### INPUT DATA
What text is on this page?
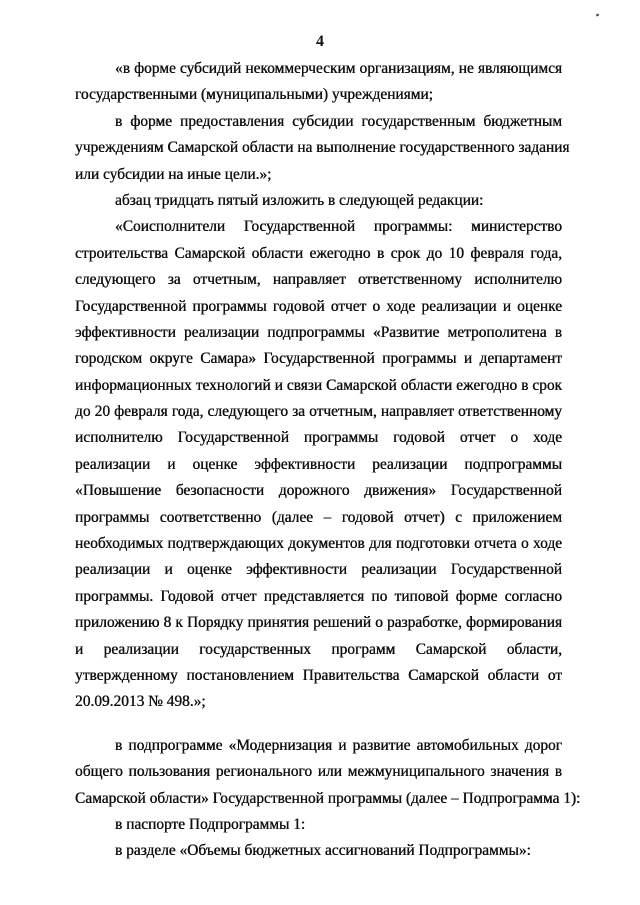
4
«в форме субсидий некоммерческим организациям, не являющимся
государственными (муниципальными) учреждениями;
в форме предоставления субсидии государственным бюджетным
учреждениям Самарской области на выполнение государственного задания
или субсидии на иные цели.»;
абзац тридцать пятый изложить в следующей редакции:
«Соисполнители Государственной программы: министерство
строительства Самарской области ежегодно в срок до 10 февраля года,
следующего за отчетным, направляет ответственному исполнителю
Государственной программы годовой отчет о ходе реализации и оценке
эффективности реализации подпрограммы «Развитие метрополитена в
городском округе Самара» Государственной программы и департамент
информационных технологий и связи Самарской области ежегодно в срок
до 20 февраля года, следующего за отчетным, направляет ответственному
исполнителю Государственной программы годовой отчет о ходе
реализации и оценке эффективности реализации подпрограммы
«Повышение безопасности дорожного движения» Государственной
программы соответственно (далее – годовой отчет) с приложением
необходимых подтверждающих документов для подготовки отчета о ходе
реализации и оценке эффективности реализации Государственной
программы. Годовой отчет представляется по типовой форме согласно
приложению 8 к Порядку принятия решений о разработке, формирования
и реализации государственных программ Самарской области,
утвержденному постановлением Правительства Самарской области от
20.09.2013 № 498.»;
в подпрограмме «Модернизация и развитие автомобильных дорог
общего пользования регионального или межмуниципального значения в
Самарской области» Государственной программы (далее – Подпрограмма 1):
в паспорте Подпрограммы 1:
в разделе «Объемы бюджетных ассигнований Подпрограммы»:
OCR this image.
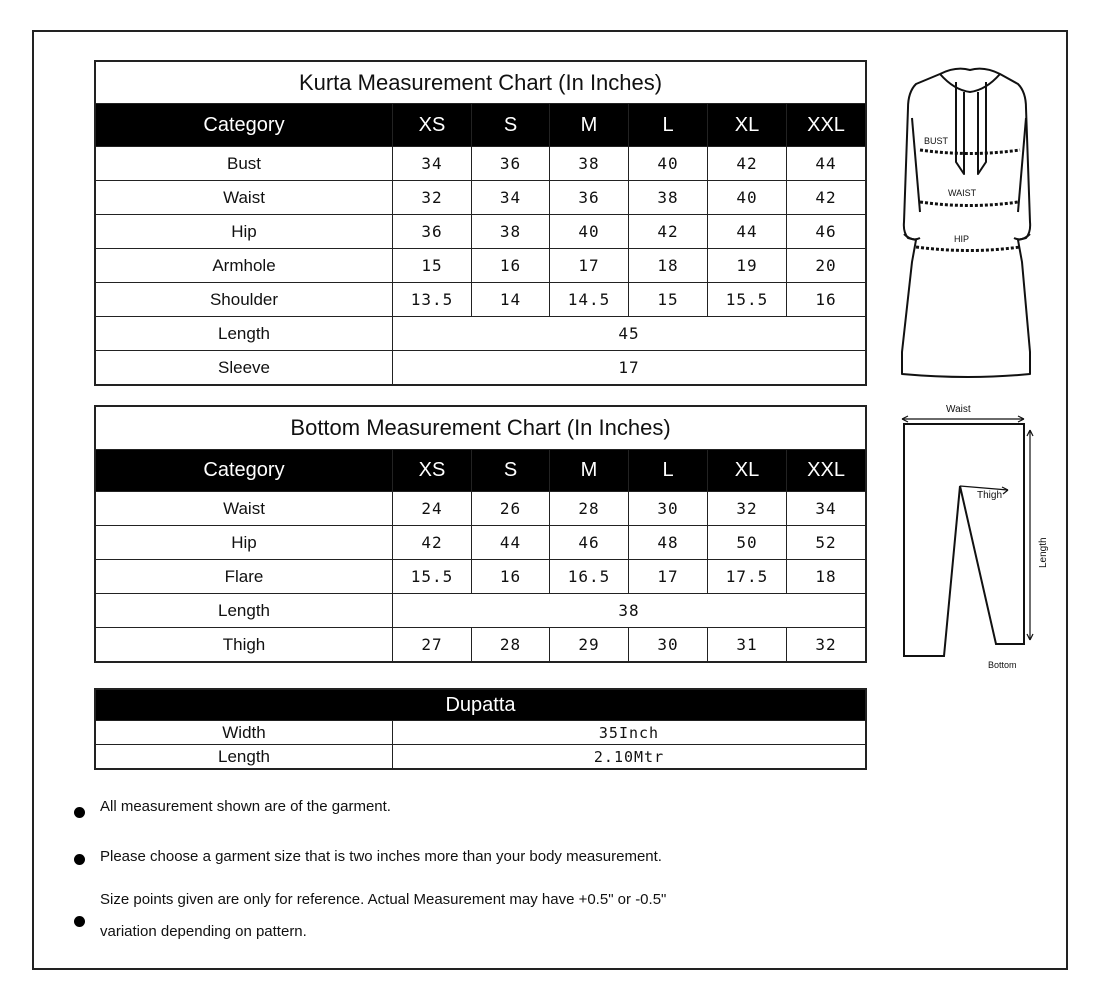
Kurta Measurement Chart (In Inches)						
Category	XS	S	M	L	XL	XXL
Bust	34	36	38	40	42	44
Waist	32	34	36	38	40	42
Hip	36	38	40	42	44	46
Armhole	15	16	17	18	19	20
Shoulder	13.5	14	14.5	15	15.5	16
Length	45					
Sleeve	17					
Bottom Measurement Chart (In Inches)						
Category	XS	S	M	L	XL	XXL
Waist	24	26	28	30	32	34
Hip	42	44	46	48	50	52
Flare	15.5	16	16.5	17	17.5	18
Length	38					
Thigh	27	28	29	30	31	32
Dupatta	
Width	35Inch
Length	2.10Mtr
All measurement shown are of the garment.
Please choose a garment size that is two inches more than your body measurement.
Size points given are only for reference. Actual Measurement may have +0.5" or -0.5"
variation depending on pattern.
BUST
WAIST
HIP
Waist
Thigh
Bottom
Length
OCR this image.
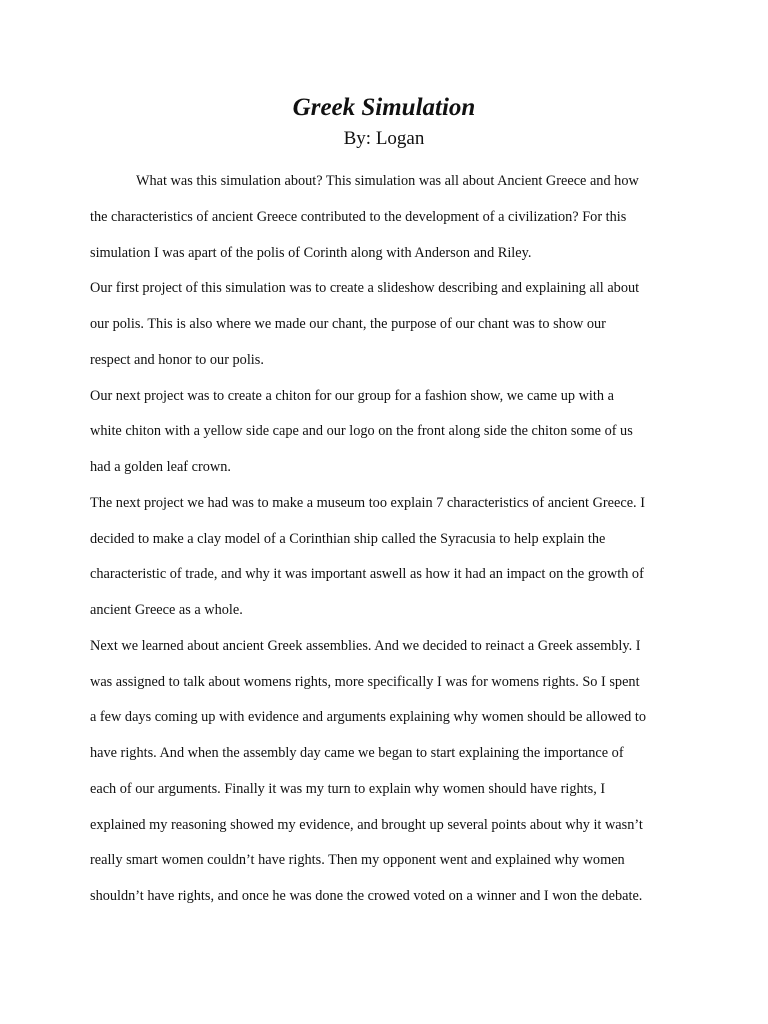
Greek Simulation
By: Logan
What was this simulation about? This simulation was all about Ancient Greece and how
the characteristics of ancient Greece contributed to the development of a civilization? For this
simulation I was apart of the polis of Corinth along with Anderson and Riley.
Our first project of this simulation was to create a slideshow describing and explaining all about
our polis. This is also where we made our chant, the purpose of our chant was to show our
respect and honor to our polis.
Our next project was to create a chiton for our group for a fashion show, we came up with a
white chiton with a yellow side cape and our logo on the front along side the chiton some of us
had a golden leaf crown.
The next project we had was to make a museum too explain 7 characteristics of ancient Greece. I
decided to make a clay model of a Corinthian ship called the Syracusia to help explain the
characteristic of trade, and why it was important aswell as how it had an impact on the growth of
ancient Greece as a whole.
Next we learned about ancient Greek assemblies. And we decided to reinact a Greek assembly. I
was assigned to talk about womens rights, more specifically I was for womens rights. So I spent
a few days coming up with evidence and arguments explaining why women should be allowed to
have rights. And when the assembly day came we began to start explaining the importance of
each of our arguments. Finally it was my turn to explain why women should have rights, I
explained my reasoning showed my evidence, and brought up several points about why it wasn’t
really smart women couldn’t have rights. Then my opponent went and explained why women
shouldn’t have rights, and once he was done the crowed voted on a winner and I won the debate.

### DIRECTION
Gather each line from the entries above that includes the word "make".

### OUTPUT FOR THIS TASK
The next project we had was to make a museum too explain 7 characteristics of ancient Greece. I
decided to make a clay model of a Corinthian ship called the Syracusia to help explain the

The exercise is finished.